> _GIVEN ENTRIES_
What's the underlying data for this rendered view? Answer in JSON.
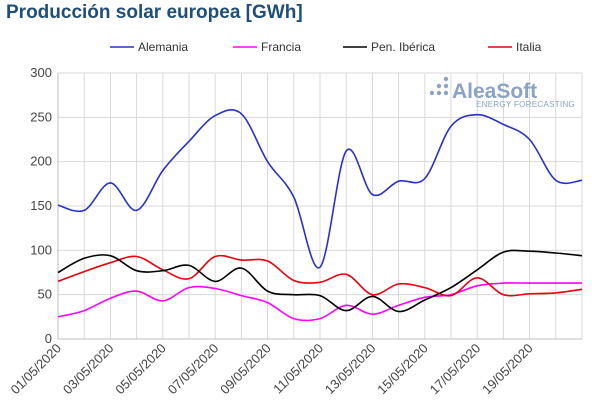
{
  "chart_data": {
    "type": "line",
    "title": "Producción solar europea [GWh]",
    "xlabel": "",
    "ylabel": "",
    "ylim": [
      0,
      300
    ],
    "yticks": [
      0,
      50,
      100,
      150,
      200,
      250,
      300
    ],
    "grid": true,
    "legend_position": "top",
    "x": [
      "01/05/2020",
      "02/05/2020",
      "03/05/2020",
      "04/05/2020",
      "05/05/2020",
      "06/05/2020",
      "07/05/2020",
      "08/05/2020",
      "09/05/2020",
      "10/05/2020",
      "11/05/2020",
      "12/05/2020",
      "13/05/2020",
      "14/05/2020",
      "15/05/2020",
      "16/05/2020",
      "17/05/2020",
      "18/05/2020",
      "19/05/2020",
      "20/05/2020",
      "21/05/2020"
    ],
    "xtick_labels": [
      "01/05/2020",
      "03/05/2020",
      "05/05/2020",
      "07/05/2020",
      "09/05/2020",
      "11/05/2020",
      "13/05/2020",
      "15/05/2020",
      "17/05/2020",
      "19/05/2020"
    ],
    "series": [
      {
        "name": "Alemania",
        "color": "#2633c6",
        "values": [
          151,
          145,
          176,
          145,
          190,
          223,
          252,
          254,
          200,
          160,
          81,
          212,
          163,
          178,
          181,
          240,
          253,
          242,
          225,
          179,
          179
        ]
      },
      {
        "name": "Francia",
        "color": "#ff00ff",
        "values": [
          25,
          32,
          46,
          54,
          43,
          58,
          57,
          49,
          41,
          23,
          23,
          38,
          28,
          38,
          47,
          50,
          60,
          63,
          63,
          63,
          63
        ]
      },
      {
        "name": "Pen. Ibérica",
        "color": "#000000",
        "values": [
          75,
          91,
          94,
          77,
          77,
          83,
          65,
          80,
          54,
          50,
          49,
          32,
          48,
          31,
          44,
          58,
          78,
          98,
          99,
          97,
          94
        ]
      },
      {
        "name": "Italia",
        "color": "#e8000b",
        "values": [
          65,
          76,
          86,
          93,
          78,
          68,
          93,
          89,
          88,
          66,
          64,
          73,
          50,
          62,
          58,
          49,
          69,
          50,
          51,
          52,
          56
        ]
      }
    ]
  },
  "logo": {
    "main": "AleaSoft",
    "sub": "ENERGY FORECASTING"
  }
}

> _AIM OF THE EXERCISE_
Without the pictures, print the records in full, exactly as they appear.

> _FINAL RESULT_
What's the underlying data for this rendered view? Answer in JSON.
{
  "chart_data": {
    "type": "line",
    "title": "Producción solar europea [GWh]",
    "xlabel": "",
    "ylabel": "",
    "ylim": [
      0,
      300
    ],
    "yticks": [
      0,
      50,
      100,
      150,
      200,
      250,
      300
    ],
    "grid": true,
    "legend_position": "top",
    "x": [
      "01/05/2020",
      "02/05/2020",
      "03/05/2020",
      "04/05/2020",
      "05/05/2020",
      "06/05/2020",
      "07/05/2020",
      "08/05/2020",
      "09/05/2020",
      "10/05/2020",
      "11/05/2020",
      "12/05/2020",
      "13/05/2020",
      "14/05/2020",
      "15/05/2020",
      "16/05/2020",
      "17/05/2020",
      "18/05/2020",
      "19/05/2020",
      "20/05/2020",
      "21/05/2020"
    ],
    "xtick_labels": [
      "01/05/2020",
      "03/05/2020",
      "05/05/2020",
      "07/05/2020",
      "09/05/2020",
      "11/05/2020",
      "13/05/2020",
      "15/05/2020",
      "17/05/2020",
      "19/05/2020"
    ],
    "series": [
      {
        "name": "Alemania",
        "color": "#2633c6",
        "values": [
          151,
          145,
          176,
          145,
          190,
          223,
          252,
          254,
          200,
          160,
          81,
          212,
          163,
          178,
          181,
          240,
          253,
          242,
          225,
          179,
          179
        ]
      },
      {
        "name": "Francia",
        "color": "#ff00ff",
        "values": [
          25,
          32,
          46,
          54,
          43,
          58,
          57,
          49,
          41,
          23,
          23,
          38,
          28,
          38,
          47,
          50,
          60,
          63,
          63,
          63,
          63
        ]
      },
      {
        "name": "Pen. Ibérica",
        "color": "#000000",
        "values": [
          75,
          91,
          94,
          77,
          77,
          83,
          65,
          80,
          54,
          50,
          49,
          32,
          48,
          31,
          44,
          58,
          78,
          98,
          99,
          97,
          94
        ]
      },
      {
        "name": "Italia",
        "color": "#e8000b",
        "values": [
          65,
          76,
          86,
          93,
          78,
          68,
          93,
          89,
          88,
          66,
          64,
          73,
          50,
          62,
          58,
          49,
          69,
          50,
          51,
          52,
          56
        ]
      }
    ]
  },
  "logo": {
    "main": "AleaSoft",
    "sub": "ENERGY FORECASTING"
  }
}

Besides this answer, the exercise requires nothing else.